Copy out every line that contains "name".

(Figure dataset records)

**********

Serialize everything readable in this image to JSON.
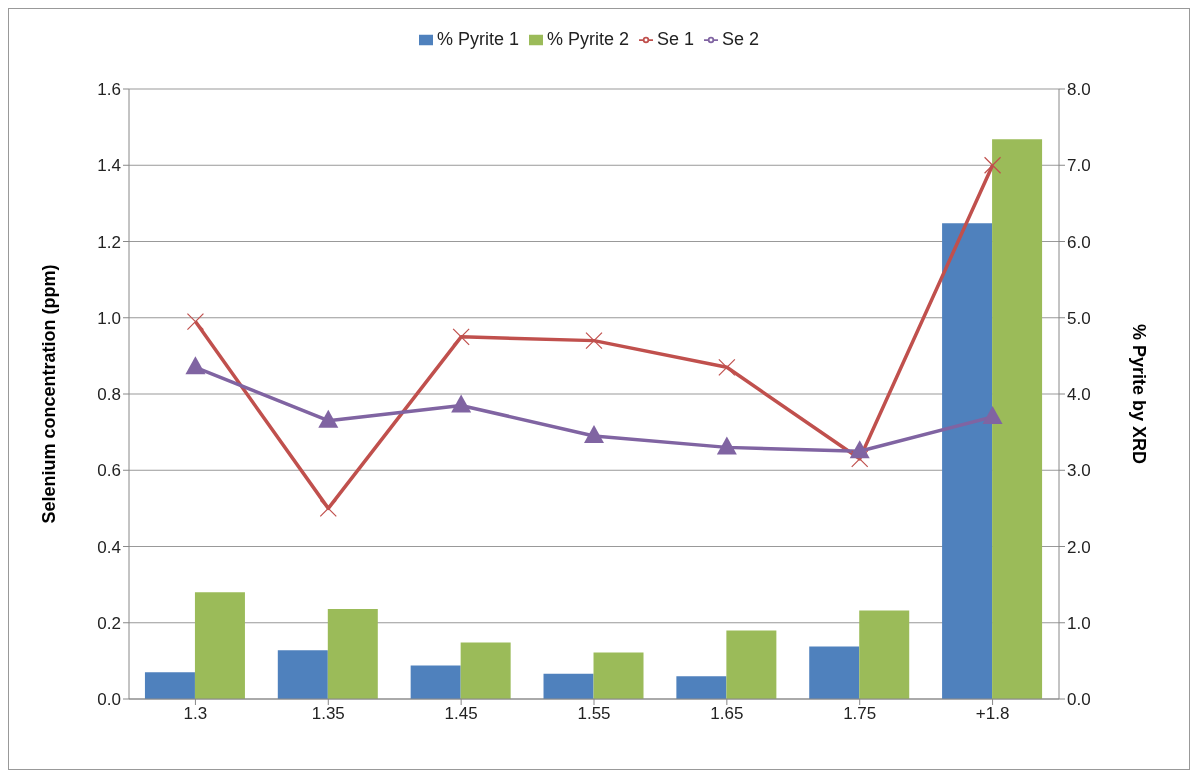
{
  "chart_data": {
    "type": "bar",
    "ylabel": "Selenium concentration (ppm)",
    "y2label": "% Pyrite by XRD",
    "categories": [
      "1.3",
      "1.35",
      "1.45",
      "1.55",
      "1.65",
      "1.75",
      "+1.8"
    ],
    "series": [
      {
        "name": "% Pyrite 1",
        "axis": "y2",
        "color": "#4f81bd",
        "values": [
          0.35,
          0.64,
          0.44,
          0.33,
          0.3,
          0.69,
          6.24
        ]
      },
      {
        "name": "% Pyrite 2",
        "axis": "y2",
        "color": "#9bbb59",
        "values": [
          1.4,
          1.18,
          0.74,
          0.61,
          0.9,
          1.16,
          7.34
        ]
      },
      {
        "name": "Se 1",
        "type": "line",
        "marker": "cross",
        "color": "#c0504d",
        "values": [
          0.99,
          0.5,
          0.95,
          0.94,
          0.87,
          0.63,
          1.4
        ]
      },
      {
        "name": "Se 2",
        "type": "line",
        "marker": "triangle",
        "color": "#8064a2",
        "values": [
          0.87,
          0.73,
          0.77,
          0.69,
          0.66,
          0.65,
          0.74
        ]
      }
    ],
    "ylim": [
      0,
      1.6
    ],
    "yticks": [
      {
        "value": 0,
        "label": "0.0"
      },
      0.2,
      0.4,
      0.6,
      0.8,
      {
        "value": 1,
        "label": "1.0"
      },
      1.2,
      1.4,
      1.6
    ],
    "y2lim": [
      0,
      8
    ],
    "y2ticks": [
      {
        "value": 0,
        "label": "0.0"
      },
      {
        "value": 1,
        "label": "1.0"
      },
      {
        "value": 2,
        "label": "2.0"
      },
      {
        "value": 3,
        "label": "3.0"
      },
      {
        "value": 4,
        "label": "4.0"
      },
      {
        "value": 5,
        "label": "5.0"
      },
      {
        "value": 6,
        "label": "6.0"
      },
      {
        "value": 7,
        "label": "7.0"
      },
      {
        "value": 8,
        "label": "8.0"
      }
    ],
    "grid": "y",
    "legend": "top"
  }
}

**********

FINISHED EXERCISE
        "name": "% Pyrite 1",
        "name": "% Pyrite 2",
        "name": "Se 1",
        "name": "Se 2",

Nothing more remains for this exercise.